- **Supplied passage**
We have been more cautious when replacing renders. The original Victorian renders were generally softer than our modern cement renders and were regularly painted, sealing joints with windows and gutters with successive thin layers of flexible paint. The modern renders are both harder and less flexible, losing their bond with the weaker substrate. The subsequent cracks let in water, which becomes trapped. The original lime mortar underneath becomes saturated and the integrity of the wall becomes threatened. In addition, the quality and porosity of Manx stone is very variable and we know when we take off a cement render that we will be faced with both of these problems. Technically, a traditional lime render should protect the masonry from salt damage sacrificially, since the damaging effects of salt crystallisation take place within the render. In a marine environment there is greater opportunity for this, and its vulnerability may have been one reason for the previous generation to look for an alternative. For these reasons conservationists in the Isle of Man have been reluctant to advocate the removal of Portland cement renders and their replacement with lime until we have had an opportunity to see how a few test buildings perform, and in particular whether the presence of salts in this constant drying cycle becomes an issue. We are also watching the Welsh churches renovated by Adam Voelcker, where new lime renders have been used in very exposed marine environments.

The island's wind and rain tend to test public opinion on limewash finishes, as more often than not the wall finish appears patchy in the morning following overnight rain, before the wind has had the chance to dry the lime out. As a result, modern masonry paints remain the most popular. One alternative is to use the more porous and vapour-permeable silicate paint systems such as Keim. These have given good results, but they can struggle on cottage walls of earth and lime.

Where renders have been stripped, a good compromise which fits well with our rural buildings is to flush point and then limewash the stone and pointing to produce a single coloured finish. This has the advantage of producing a porous finish, with the fine particles of the limewash giving maximum surface area for drying, without having the specialist skills required to make an external lime plaster finish adhere to a variable and uneven substrate.

Diagram showing wall construction at Castle Rushen Castle Rushen
Above left: the island's more successful buildings have solid walls and no core. At Castle Rushen the walls have narrow joints and look solid, but as this diagram shows, they have a loose core which collects water rather than shedding it back to the surface to dry naturally. Driving rain can enter the fine joints and then percolate downwards through the core causing damp (Diagram: John Ashurst). Above right: Castle Rushen gatehouse: 18th century alterations included castellated parapets which allowed water to enter the wall core at roof level and track down inside the wall.

 

CASTLE RUSHEN GATEHOUSE

The Isle of Man also has numerous formal buildings, including some very carefully detailed Georgian lighthouses, industrial building such as the Laxey Wheel and various castles and other fortifications. Castle Rushen gatehouse is one of these. Built in the 14th century, and constructed from limestone blocks, it was restored in the 18th century under the direction of Lord Raglan and the architect, Armitage Rigby. A new window was installed on the sea-facing elevation and the roof was altered by the introduction of castellated parapets with a lead valley and lantern roof behind. This has resulted in the building becoming very damp as water could now enter the wall core at roof level and track down inside the wall. Where the new window was inserted, the water was coming in at the head. The window design also relied on the outer wall as weather protection and in severe conditions water can be driven in through the joints (see John Ashurst's illustration, above left). Such core walls are unusual on the island: by tradition, construction relies on a solid core to continually drain the water entering the joints back to the external wall surface and away. Peel Castle on the West Coast uses this solid construction and is a much more adaptable building as a result. Most of the remaining building stock follows the Peel example rather than Castle Rushen's core wall. Cavity wall construction has similar problems to core walls in our extreme climate and brickwork is particularly vulnerable to wind-borne water jumping cavities at perp joints.

- **Provided data**

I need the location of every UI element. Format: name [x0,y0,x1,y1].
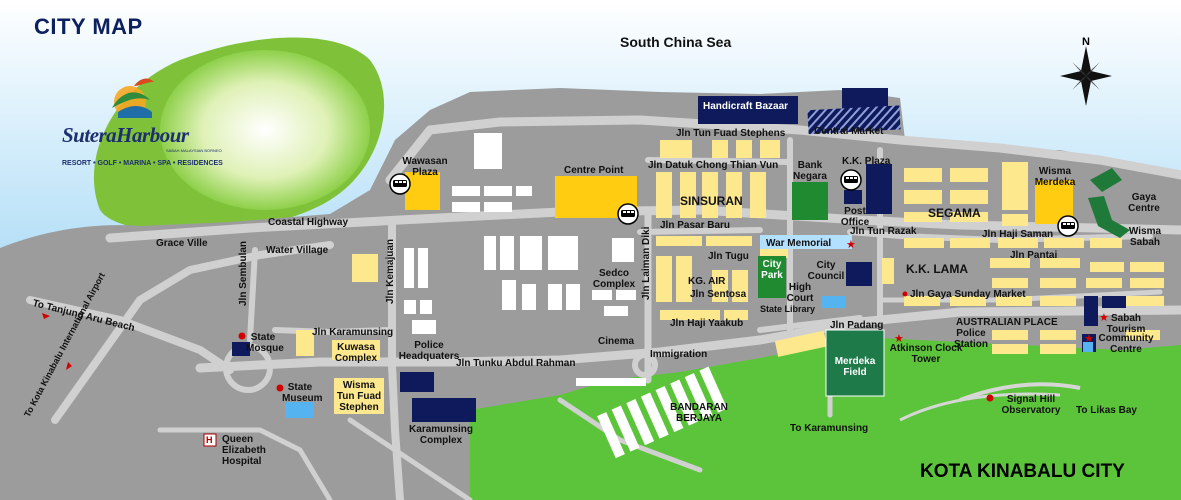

- **Stated problem A**
Reproduce verbatim the stretch of the passage on Manx renders and walls that begins with "Where renders have" and ends with "and uneven substrate.".
- **Stated problem B**
Pick up the passage on Manx renders and walls after its final sentence and keep writing.

- **Answer A**
Where renders have been stripped, a good compromise which fits well with our rural buildings is to flush point and then limewash the stone and pointing to produce a single coloured finish. This has the advantage of producing a porous finish, with the fine particles of the limewash giving maximum surface area for drying, without having the specialist skills required to make an external lime plaster finish adhere to a variable and uneven substrate.

- **Answer B**
Peel Castle
Gable walls at Peel Castle were cleverly detailed so that only the outer face rose above the roofline, protecting the inner face from the elements.

MASONRY DETAILS

The detailing of masonry is important. It is inevitable that some water will enter the structure and should be dealt with and directed to the outside as soon as is practical. Historically exposed gable walls on the island have parapets such that the outer face of the wall rises above the roof covering, forming a step on the inner face, into which the roof timbers are built. This detail allowed the battens supporting the roof covering to be fixed securely. The front part of the wall was then completed with a sandstone coping bedded above the level of the slate roof. This both stopped the high winds blowing slates off and stopped water being blown under the slates by high winds. Any water entering at the junction between slates and parapet was, as a result of this step, entering the wall towards the outer face and could be drawn out by a drying wind, without entering the main structure.

Castellated parapet at Harold Towers
Harold Towers (above and below right): castellated parapet details provide a large surface area for water ingress

The origins of this detail were discovered during work at Peel Castle. We do not have any dating evidence to show how long it took this detail to develop but it has translated from this major building down through farmhouse and other vernacular buildings, where the sandstone coping is retained, to the present where jobbing builders insist on finishing gables with a band of concrete cast on top of the verge course of slates and finishing it in with the external render. This can be effective providing the concrete remains attached to the slates, which is usually long enough for the property to change hands and the handshake guarantee to expire.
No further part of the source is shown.